What is asked: Filter the entries, keeping every line with the word "JSON".

Source material:
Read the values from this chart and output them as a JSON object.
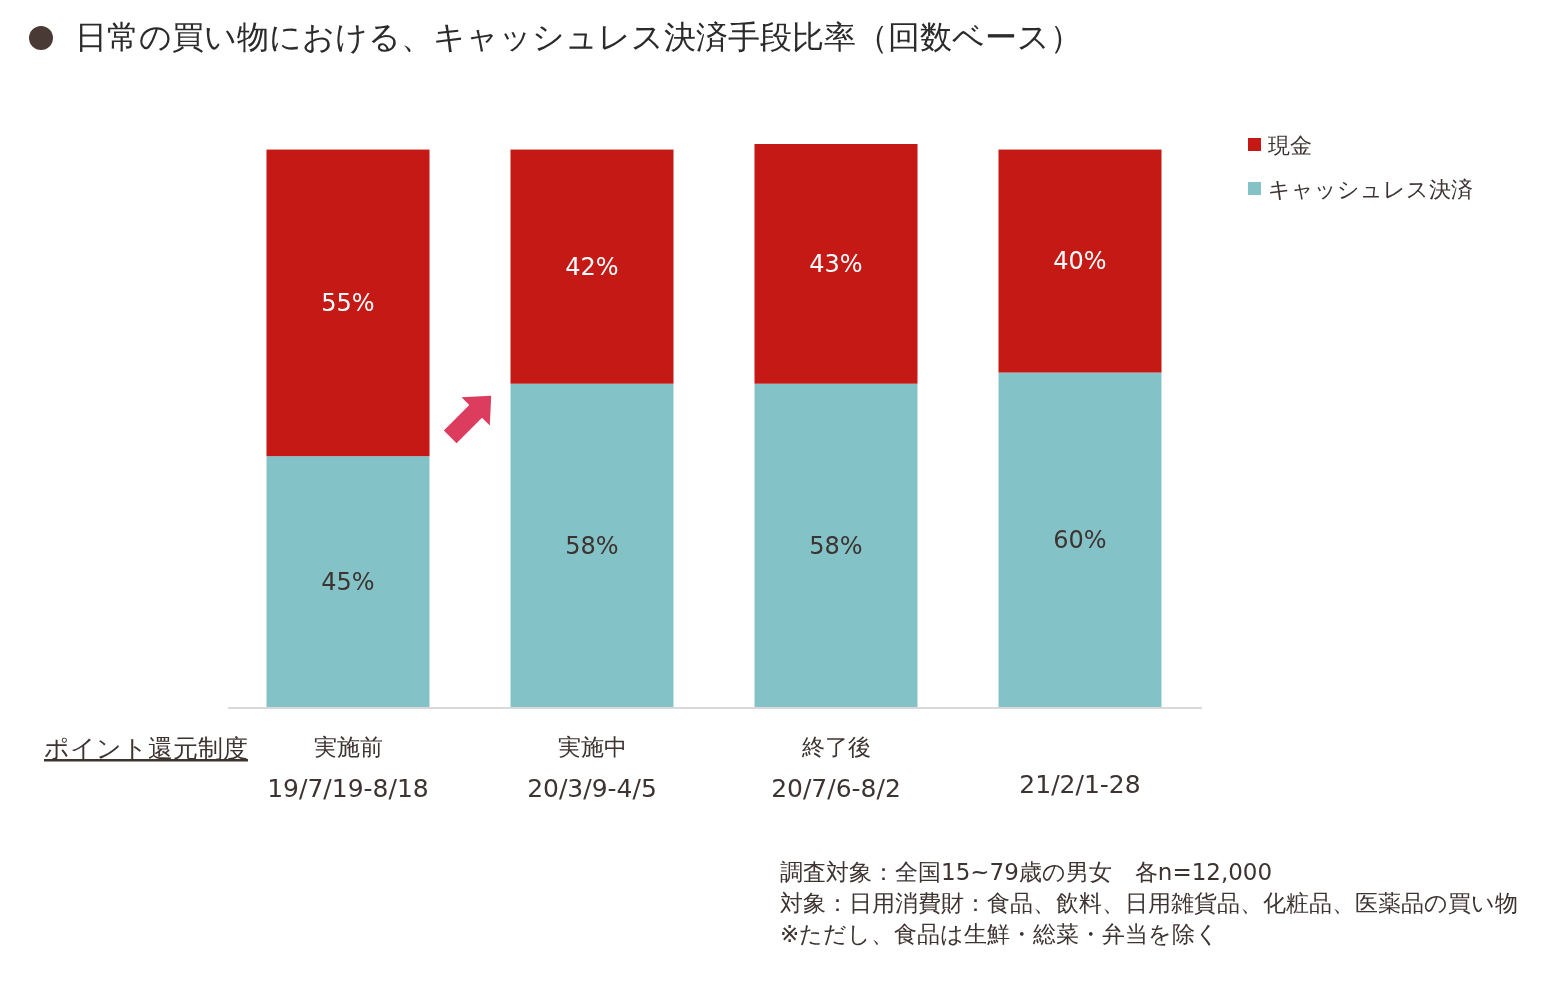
{
  "chart_data": {
    "type": "bar",
    "title": "日常の買い物における、キャッシュレス決済手段比率（回数ベース）",
    "categories": [
      "実施前\n19/7/19-8/18",
      "実施中\n20/3/9-4/5",
      "終了後\n20/7/6-8/2",
      "21/2/1-28"
    ],
    "series": [
      {
        "name": "キャッシュレス決済",
        "color": "#83c3c7",
        "values": [
          45,
          58,
          58,
          60
        ],
        "value_labels": [
          "45%",
          "58%",
          "58%",
          "60%"
        ]
      },
      {
        "name": "現金",
        "color": "#c41915",
        "values": [
          55,
          42,
          43,
          40
        ],
        "value_labels": [
          "55%",
          "42%",
          "43%",
          "40%"
        ]
      }
    ],
    "stacked": true,
    "legend": "top right",
    "annotations": [
      "ポイント還元制度",
      "調査対象：全国15~79歳の男女　各n=12,000",
      "対象：日用消費財：食品、飲料、日用雑貨品、化粧品、医薬品の買い物",
      "※ただし、食品は生鮮・総菜・弁当を除く"
    ]
  }
}
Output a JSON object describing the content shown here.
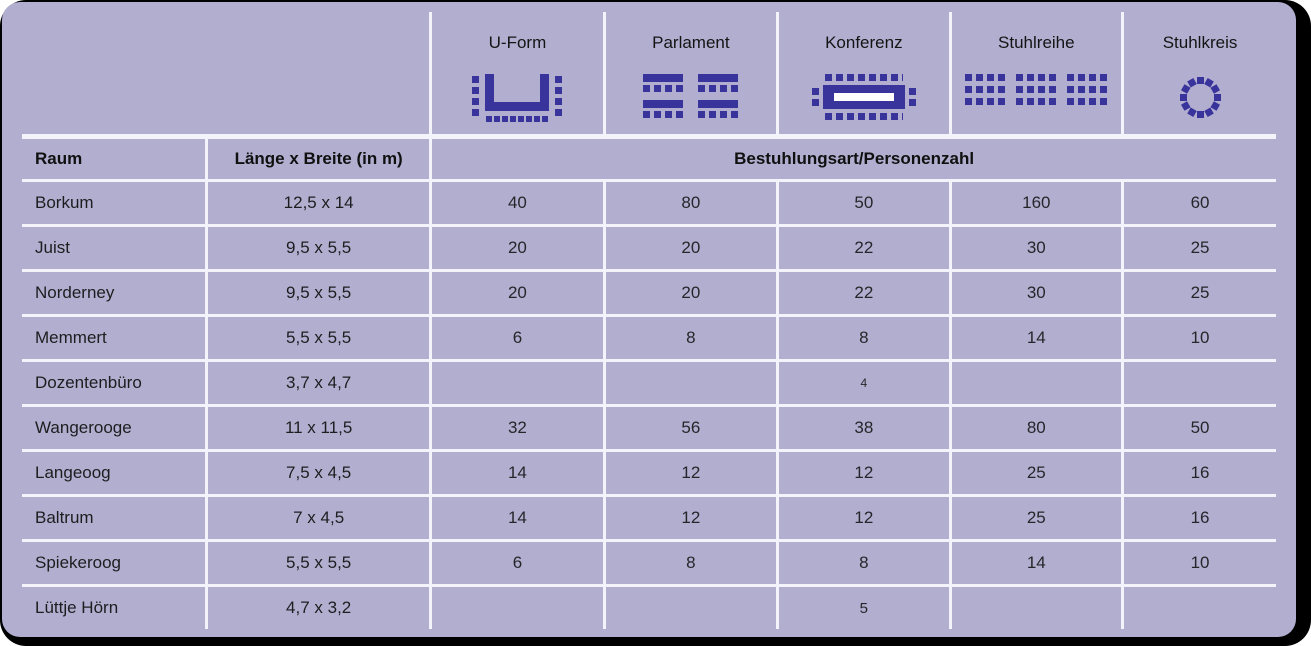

Result of the exercise:
Read the values from this chart and output them as a JSON object.
Output a JSON object describing the content shown here.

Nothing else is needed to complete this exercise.